Data shown:
>>>>>

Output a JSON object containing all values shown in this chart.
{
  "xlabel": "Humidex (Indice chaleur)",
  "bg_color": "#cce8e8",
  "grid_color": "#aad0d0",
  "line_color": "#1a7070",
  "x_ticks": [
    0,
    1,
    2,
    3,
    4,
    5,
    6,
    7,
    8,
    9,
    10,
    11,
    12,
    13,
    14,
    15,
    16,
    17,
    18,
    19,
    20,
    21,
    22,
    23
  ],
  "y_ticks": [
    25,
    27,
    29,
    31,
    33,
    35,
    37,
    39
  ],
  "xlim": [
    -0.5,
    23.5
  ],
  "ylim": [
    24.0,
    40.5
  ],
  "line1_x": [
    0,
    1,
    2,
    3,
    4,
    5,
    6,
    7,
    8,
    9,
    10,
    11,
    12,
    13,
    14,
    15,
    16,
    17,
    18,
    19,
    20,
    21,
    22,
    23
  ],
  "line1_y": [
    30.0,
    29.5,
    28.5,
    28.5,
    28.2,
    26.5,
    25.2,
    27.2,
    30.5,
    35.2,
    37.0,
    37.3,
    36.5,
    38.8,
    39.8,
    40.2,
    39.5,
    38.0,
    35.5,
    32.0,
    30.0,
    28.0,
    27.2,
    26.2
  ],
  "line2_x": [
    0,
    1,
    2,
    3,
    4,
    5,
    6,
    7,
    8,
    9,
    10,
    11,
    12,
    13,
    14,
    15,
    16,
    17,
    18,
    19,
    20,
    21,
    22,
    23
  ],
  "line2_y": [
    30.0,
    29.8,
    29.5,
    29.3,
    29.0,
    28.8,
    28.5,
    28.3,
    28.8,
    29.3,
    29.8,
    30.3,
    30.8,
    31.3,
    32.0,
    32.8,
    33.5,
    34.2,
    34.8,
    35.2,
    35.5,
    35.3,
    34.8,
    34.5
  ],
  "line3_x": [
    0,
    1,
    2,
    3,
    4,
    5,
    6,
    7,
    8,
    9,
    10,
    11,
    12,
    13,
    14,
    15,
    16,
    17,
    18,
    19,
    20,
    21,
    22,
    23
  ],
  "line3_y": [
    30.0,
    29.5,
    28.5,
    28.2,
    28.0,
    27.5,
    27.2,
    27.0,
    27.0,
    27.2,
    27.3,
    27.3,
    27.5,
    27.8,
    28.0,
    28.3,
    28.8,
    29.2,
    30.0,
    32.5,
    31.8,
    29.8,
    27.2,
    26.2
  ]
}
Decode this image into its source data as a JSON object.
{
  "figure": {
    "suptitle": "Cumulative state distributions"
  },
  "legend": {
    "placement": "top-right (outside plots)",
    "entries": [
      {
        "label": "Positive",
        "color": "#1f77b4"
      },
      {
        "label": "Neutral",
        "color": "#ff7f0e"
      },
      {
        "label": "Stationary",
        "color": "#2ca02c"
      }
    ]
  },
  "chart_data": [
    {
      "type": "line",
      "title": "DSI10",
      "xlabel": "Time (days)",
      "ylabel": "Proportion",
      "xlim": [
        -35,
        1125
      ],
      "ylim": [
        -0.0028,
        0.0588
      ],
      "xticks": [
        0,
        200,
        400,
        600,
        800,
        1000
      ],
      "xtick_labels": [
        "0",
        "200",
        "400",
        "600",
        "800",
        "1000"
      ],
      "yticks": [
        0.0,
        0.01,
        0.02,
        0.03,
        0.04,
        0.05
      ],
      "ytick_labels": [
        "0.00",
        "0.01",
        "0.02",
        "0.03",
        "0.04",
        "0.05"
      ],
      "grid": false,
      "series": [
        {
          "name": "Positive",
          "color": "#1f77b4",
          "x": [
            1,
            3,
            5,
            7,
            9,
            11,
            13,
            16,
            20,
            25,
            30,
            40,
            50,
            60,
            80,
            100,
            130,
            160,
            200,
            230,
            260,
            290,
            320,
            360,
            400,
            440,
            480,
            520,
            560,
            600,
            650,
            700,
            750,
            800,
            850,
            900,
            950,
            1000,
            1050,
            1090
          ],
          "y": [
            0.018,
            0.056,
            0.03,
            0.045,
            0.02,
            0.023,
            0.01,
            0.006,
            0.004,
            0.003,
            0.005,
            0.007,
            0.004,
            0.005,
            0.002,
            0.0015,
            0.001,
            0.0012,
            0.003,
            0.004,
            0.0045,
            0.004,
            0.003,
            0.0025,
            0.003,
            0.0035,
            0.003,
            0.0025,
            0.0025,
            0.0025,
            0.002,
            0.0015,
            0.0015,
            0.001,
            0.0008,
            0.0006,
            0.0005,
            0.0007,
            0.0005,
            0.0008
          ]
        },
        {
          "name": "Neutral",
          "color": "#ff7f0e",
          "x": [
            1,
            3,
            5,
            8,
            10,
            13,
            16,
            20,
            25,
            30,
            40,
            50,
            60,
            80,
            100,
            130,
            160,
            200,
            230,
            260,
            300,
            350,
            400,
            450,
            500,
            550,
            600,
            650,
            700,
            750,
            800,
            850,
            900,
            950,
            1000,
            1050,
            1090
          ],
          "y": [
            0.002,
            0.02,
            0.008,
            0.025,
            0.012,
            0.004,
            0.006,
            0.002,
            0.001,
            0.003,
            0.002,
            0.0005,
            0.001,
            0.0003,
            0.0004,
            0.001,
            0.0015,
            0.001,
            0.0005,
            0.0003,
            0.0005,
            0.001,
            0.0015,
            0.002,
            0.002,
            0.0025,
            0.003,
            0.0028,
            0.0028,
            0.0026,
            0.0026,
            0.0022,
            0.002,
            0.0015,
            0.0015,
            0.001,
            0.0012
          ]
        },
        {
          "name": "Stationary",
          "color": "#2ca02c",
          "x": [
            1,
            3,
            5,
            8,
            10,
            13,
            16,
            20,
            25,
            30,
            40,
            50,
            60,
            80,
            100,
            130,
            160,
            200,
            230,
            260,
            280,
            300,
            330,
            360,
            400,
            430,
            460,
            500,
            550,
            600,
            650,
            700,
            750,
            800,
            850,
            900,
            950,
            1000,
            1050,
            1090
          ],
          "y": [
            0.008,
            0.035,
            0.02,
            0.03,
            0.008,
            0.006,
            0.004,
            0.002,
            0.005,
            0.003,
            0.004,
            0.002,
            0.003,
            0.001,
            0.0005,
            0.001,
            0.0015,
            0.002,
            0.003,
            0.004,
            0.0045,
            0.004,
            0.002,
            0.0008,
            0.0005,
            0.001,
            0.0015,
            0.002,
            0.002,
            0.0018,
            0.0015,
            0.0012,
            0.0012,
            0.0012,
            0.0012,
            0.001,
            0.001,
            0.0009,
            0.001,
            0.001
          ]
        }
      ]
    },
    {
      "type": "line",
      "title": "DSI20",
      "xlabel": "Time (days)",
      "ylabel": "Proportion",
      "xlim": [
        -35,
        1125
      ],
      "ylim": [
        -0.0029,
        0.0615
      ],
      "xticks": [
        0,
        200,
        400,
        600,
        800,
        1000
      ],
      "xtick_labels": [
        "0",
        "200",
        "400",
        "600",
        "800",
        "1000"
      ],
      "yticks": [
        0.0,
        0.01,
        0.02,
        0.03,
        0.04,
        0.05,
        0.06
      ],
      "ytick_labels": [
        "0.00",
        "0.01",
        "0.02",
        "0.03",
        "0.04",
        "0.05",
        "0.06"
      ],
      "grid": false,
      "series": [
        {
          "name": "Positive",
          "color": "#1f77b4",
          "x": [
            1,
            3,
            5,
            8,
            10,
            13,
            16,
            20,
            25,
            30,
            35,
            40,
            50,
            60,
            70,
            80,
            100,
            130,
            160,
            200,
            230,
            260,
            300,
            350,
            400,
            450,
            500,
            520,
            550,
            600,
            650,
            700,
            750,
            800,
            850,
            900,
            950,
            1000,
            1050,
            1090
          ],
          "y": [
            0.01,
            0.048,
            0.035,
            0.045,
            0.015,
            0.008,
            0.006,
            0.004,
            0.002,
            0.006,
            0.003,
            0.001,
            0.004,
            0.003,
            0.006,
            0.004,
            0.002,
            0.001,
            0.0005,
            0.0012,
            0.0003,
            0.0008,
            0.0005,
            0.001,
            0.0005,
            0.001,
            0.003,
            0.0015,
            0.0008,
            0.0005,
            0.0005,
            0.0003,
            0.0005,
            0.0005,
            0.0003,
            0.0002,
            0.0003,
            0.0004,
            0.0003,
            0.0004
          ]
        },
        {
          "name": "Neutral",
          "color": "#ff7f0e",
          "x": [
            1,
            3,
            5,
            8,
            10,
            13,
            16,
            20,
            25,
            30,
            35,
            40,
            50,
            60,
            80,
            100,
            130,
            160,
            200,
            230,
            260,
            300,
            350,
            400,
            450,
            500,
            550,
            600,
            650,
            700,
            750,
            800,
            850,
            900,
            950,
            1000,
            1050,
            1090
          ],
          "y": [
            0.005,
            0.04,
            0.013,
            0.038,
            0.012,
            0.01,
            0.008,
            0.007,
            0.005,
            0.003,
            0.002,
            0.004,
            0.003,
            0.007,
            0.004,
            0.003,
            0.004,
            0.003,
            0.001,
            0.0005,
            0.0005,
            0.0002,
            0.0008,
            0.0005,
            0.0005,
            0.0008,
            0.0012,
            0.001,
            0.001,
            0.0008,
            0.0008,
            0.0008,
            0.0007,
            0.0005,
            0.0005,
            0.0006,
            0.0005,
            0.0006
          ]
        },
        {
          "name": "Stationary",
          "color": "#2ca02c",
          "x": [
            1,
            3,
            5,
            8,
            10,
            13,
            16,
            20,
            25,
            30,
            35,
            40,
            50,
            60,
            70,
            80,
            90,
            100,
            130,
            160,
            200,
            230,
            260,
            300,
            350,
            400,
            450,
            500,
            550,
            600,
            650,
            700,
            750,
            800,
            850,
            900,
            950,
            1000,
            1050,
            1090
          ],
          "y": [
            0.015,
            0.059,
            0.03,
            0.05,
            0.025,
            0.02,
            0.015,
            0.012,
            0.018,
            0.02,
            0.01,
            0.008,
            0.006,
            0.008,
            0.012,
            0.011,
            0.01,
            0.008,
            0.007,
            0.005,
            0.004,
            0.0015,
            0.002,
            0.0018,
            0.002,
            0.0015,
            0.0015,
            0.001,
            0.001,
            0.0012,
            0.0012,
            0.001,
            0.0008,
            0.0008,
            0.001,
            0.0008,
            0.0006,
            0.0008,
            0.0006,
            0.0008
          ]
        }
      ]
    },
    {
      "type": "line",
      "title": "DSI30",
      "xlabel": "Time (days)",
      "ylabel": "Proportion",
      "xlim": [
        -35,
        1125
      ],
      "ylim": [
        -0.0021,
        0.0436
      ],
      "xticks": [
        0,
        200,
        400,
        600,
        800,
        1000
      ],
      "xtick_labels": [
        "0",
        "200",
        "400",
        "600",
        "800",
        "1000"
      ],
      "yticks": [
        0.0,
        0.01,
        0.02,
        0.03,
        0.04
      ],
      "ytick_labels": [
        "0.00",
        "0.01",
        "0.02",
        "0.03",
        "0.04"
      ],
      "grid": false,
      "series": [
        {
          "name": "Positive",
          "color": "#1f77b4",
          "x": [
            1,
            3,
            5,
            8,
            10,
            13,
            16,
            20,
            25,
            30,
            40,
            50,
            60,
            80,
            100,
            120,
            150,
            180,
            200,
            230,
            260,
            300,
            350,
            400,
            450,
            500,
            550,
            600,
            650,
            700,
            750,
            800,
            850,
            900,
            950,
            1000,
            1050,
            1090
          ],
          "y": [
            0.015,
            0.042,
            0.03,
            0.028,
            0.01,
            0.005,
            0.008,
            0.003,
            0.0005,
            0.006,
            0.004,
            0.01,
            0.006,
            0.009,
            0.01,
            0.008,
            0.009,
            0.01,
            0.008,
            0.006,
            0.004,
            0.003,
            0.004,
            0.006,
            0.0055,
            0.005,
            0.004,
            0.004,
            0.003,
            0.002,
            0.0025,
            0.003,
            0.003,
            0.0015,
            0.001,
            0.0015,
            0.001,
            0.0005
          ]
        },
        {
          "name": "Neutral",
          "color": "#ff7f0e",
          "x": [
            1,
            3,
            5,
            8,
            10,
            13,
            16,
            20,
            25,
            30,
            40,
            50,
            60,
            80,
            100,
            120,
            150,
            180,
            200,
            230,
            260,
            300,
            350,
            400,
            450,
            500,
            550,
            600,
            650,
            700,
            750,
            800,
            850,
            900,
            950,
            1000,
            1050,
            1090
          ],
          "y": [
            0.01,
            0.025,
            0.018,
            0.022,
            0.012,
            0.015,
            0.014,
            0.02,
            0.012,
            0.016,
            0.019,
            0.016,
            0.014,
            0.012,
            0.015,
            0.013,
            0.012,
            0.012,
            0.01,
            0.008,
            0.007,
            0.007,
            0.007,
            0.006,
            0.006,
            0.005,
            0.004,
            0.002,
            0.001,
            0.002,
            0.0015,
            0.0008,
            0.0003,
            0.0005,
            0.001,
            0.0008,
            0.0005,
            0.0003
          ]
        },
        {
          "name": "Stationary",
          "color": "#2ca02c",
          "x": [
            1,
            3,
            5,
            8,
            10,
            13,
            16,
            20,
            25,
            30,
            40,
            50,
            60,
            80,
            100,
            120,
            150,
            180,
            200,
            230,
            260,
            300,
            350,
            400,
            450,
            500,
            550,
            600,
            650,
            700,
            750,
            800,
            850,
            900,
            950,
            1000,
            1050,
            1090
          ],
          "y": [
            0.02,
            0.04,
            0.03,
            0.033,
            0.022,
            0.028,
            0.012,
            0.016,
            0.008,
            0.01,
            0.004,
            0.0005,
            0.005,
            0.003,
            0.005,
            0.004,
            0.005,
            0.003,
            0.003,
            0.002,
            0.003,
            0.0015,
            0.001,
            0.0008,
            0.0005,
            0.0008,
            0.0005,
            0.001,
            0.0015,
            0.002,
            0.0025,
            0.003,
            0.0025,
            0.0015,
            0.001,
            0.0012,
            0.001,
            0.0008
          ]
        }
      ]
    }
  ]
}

<<<<<

Task brief:
Looking at the data above, show all lines where the word "this" occurs.

Written solution:
Output a JSON object containing all values shown in this chart.
Decode this image into its source data as a JSON object.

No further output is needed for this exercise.